-- start --
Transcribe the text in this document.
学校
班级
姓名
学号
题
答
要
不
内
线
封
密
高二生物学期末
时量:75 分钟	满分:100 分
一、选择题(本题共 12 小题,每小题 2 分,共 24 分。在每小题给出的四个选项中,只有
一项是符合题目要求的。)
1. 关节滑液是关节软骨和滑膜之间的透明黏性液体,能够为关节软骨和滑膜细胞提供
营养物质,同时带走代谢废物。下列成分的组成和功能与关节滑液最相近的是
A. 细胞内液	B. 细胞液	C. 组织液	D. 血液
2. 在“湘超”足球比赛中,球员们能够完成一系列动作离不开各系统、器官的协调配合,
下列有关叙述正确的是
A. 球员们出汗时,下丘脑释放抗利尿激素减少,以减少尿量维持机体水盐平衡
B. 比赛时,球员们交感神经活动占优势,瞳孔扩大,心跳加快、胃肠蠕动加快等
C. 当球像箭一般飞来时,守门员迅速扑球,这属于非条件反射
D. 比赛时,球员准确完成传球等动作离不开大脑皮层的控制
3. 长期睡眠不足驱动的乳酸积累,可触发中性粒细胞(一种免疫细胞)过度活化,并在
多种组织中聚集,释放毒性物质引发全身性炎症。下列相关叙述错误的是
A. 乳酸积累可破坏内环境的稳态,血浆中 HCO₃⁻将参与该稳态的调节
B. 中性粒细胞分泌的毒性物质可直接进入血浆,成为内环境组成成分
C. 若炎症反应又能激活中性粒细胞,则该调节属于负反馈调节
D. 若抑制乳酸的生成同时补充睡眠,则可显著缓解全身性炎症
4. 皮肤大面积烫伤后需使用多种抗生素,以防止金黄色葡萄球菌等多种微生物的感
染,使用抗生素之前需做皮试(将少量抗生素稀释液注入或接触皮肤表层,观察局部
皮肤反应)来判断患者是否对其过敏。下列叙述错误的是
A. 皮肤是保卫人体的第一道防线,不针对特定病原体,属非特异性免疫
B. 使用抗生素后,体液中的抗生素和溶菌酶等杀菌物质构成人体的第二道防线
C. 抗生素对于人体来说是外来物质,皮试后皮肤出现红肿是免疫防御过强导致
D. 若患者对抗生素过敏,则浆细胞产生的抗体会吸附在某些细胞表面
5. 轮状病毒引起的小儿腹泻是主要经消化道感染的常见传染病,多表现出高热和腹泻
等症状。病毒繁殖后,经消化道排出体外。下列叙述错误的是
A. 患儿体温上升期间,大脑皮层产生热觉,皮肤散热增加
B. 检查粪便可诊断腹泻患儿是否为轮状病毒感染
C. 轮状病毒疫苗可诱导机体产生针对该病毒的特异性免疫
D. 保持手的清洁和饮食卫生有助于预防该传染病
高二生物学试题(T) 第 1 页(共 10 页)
-- end --
What is expected:
Copy every single line of the material above that holds "下列叙述错误的是".

Result below:
皮肤反应)来判断患者是否对其过敏。下列叙述错误的是
等症状。病毒繁殖后,经消化道排出体外。下列叙述错误的是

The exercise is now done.